The task: Give the data below again exactly as written, without its pictures.

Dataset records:
┄┄┄┄┄┄┄┄┄┄┄┄┄┄┄┄┄┄┄┄
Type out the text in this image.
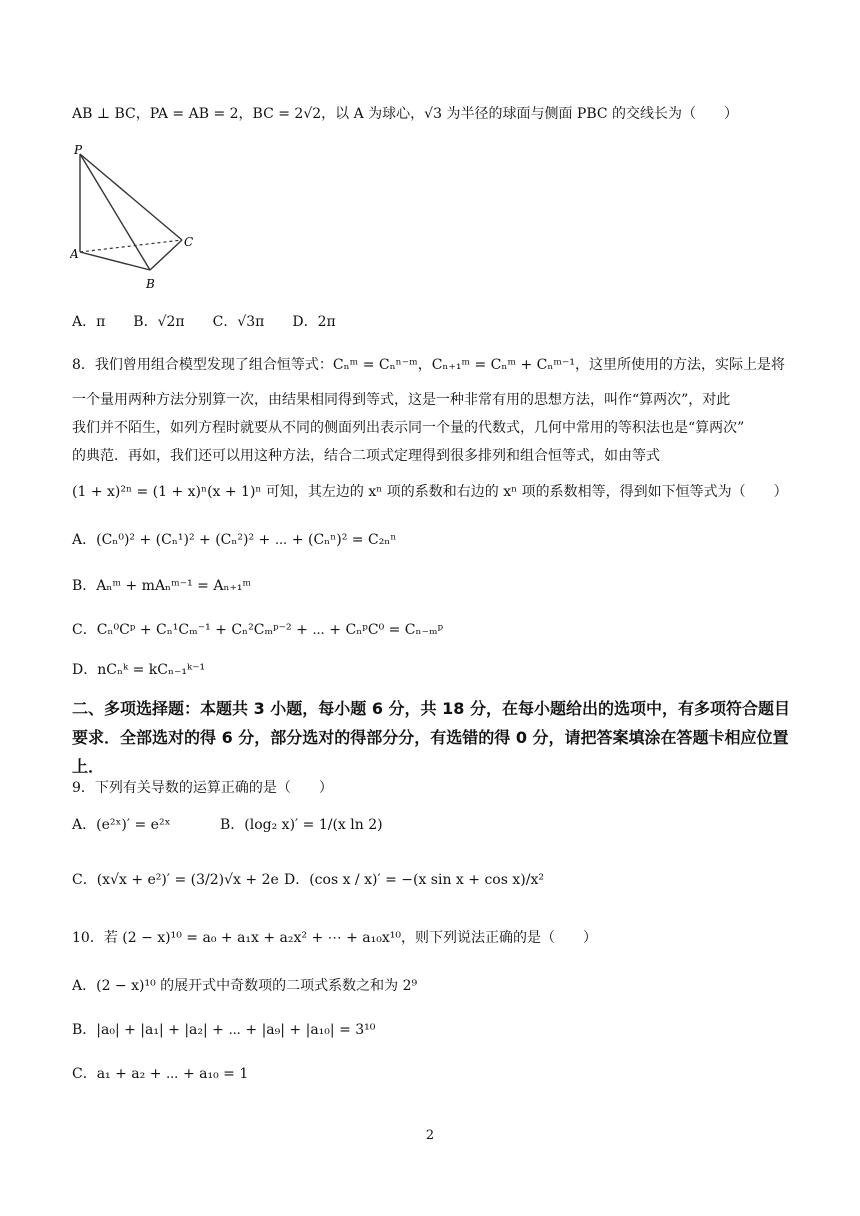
AB ⊥ BC，PA = AB = 2，BC = 2√2，以 A 为球心，√3 为半径的球面与侧面 PBC 的交线长为（　　）
P
A
B
C
A．π　　B．√2π　　C．√3π　　D．2π
8．我们曾用组合模型发现了组合恒等式：Cₙᵐ = Cₙⁿ⁻ᵐ，Cₙ₊₁ᵐ = Cₙᵐ + Cₙᵐ⁻¹，这里所使用的方法，实际上是将
一个量用两种方法分别算一次，由结果相同得到等式，这是一种非常有用的思想方法，叫作“算两次”，对此
我们并不陌生，如列方程时就要从不同的侧面列出表示同一个量的代数式，几何中常用的等积法也是“算两次”
的典范．再如，我们还可以用这种方法，结合二项式定理得到很多排列和组合恒等式，如由等式
(1 + x)²ⁿ = (1 + x)ⁿ(x + 1)ⁿ 可知，其左边的 xⁿ 项的系数和右边的 xⁿ 项的系数相等，得到如下恒等式为（　　）
A．(Cₙ⁰)² + (Cₙ¹)² + (Cₙ²)² + ⋯ + (Cₙⁿ)² = C₂ₙⁿ
B．Aₙᵐ + mAₙᵐ⁻¹ = Aₙ₊₁ᵐ
C．Cₙ⁰Cᵖ + Cₙ¹Cₘ⁻¹ + Cₙ²Cₘᵖ⁻² + ⋯ + CₙᵖC⁰ = Cₙ₋ₘᵖ
D．nCₙᵏ = kCₙ₋₁ᵏ⁻¹
二、多项选择题：本题共 3 小题，每小题 6 分，共 18 分，在每小题给出的选项中，有多项符合题目要求．全部选对的得 6 分，部分选对的得部分分，有选错的得 0 分，请把答案填涂在答题卡相应位置上．
9．下列有关导数的运算正确的是（　　）
A．(e²ˣ)′ = e²ˣ	B．(log₂ x)′ = 1/(x ln 2)
C．(x√x + e²)′ = (3/2)√x + 2e D．(cos x / x)′ = −(x sin x + cos x)/x²
10．若 (2 − x)¹⁰ = a₀ + a₁x + a₂x² + ⋯ + a₁₀x¹⁰，则下列说法正确的是（　　）
A．(2 − x)¹⁰ 的展开式中奇数项的二项式系数之和为 2⁹
B．|a₀| + |a₁| + |a₂| + ⋯ + |a₉| + |a₁₀| = 3¹⁰
C．a₁ + a₂ + ⋯ + a₁₀ = 1
2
┄┄┄┄┄┄┄┄┄┄┄┄┄┄┄┄┄┄┄┄
Result below:
Type out the text in this image.
AB ⊥ BC，PA = AB = 2，BC = 2√2，以 A 为球心，√3 为半径的球面与侧面 PBC 的交线长为（　　）
P
A
B
C
A．π　　B．√2π　　C．√3π　　D．2π
8．我们曾用组合模型发现了组合恒等式：Cₙᵐ = Cₙⁿ⁻ᵐ，Cₙ₊₁ᵐ = Cₙᵐ + Cₙᵐ⁻¹，这里所使用的方法，实际上是将
一个量用两种方法分别算一次，由结果相同得到等式，这是一种非常有用的思想方法，叫作“算两次”，对此
我们并不陌生，如列方程时就要从不同的侧面列出表示同一个量的代数式，几何中常用的等积法也是“算两次”
的典范．再如，我们还可以用这种方法，结合二项式定理得到很多排列和组合恒等式，如由等式
(1 + x)²ⁿ = (1 + x)ⁿ(x + 1)ⁿ 可知，其左边的 xⁿ 项的系数和右边的 xⁿ 项的系数相等，得到如下恒等式为（　　）
A．(Cₙ⁰)² + (Cₙ¹)² + (Cₙ²)² + ⋯ + (Cₙⁿ)² = C₂ₙⁿ
B．Aₙᵐ + mAₙᵐ⁻¹ = Aₙ₊₁ᵐ
C．Cₙ⁰Cᵖ + Cₙ¹Cₘ⁻¹ + Cₙ²Cₘᵖ⁻² + ⋯ + CₙᵖC⁰ = Cₙ₋ₘᵖ
D．nCₙᵏ = kCₙ₋₁ᵏ⁻¹
二、多项选择题：本题共 3 小题，每小题 6 分，共 18 分，在每小题给出的选项中，有多项符合题目要求．全部选对的得 6 分，部分选对的得部分分，有选错的得 0 分，请把答案填涂在答题卡相应位置上．
9．下列有关导数的运算正确的是（　　）
A．(e²ˣ)′ = e²ˣ	B．(log₂ x)′ = 1/(x ln 2)
C．(x√x + e²)′ = (3/2)√x + 2e D．(cos x / x)′ = −(x sin x + cos x)/x²
10．若 (2 − x)¹⁰ = a₀ + a₁x + a₂x² + ⋯ + a₁₀x¹⁰，则下列说法正确的是（　　）
A．(2 − x)¹⁰ 的展开式中奇数项的二项式系数之和为 2⁹
B．|a₀| + |a₁| + |a₂| + ⋯ + |a₉| + |a₁₀| = 3¹⁰
C．a₁ + a₂ + ⋯ + a₁₀ = 1
2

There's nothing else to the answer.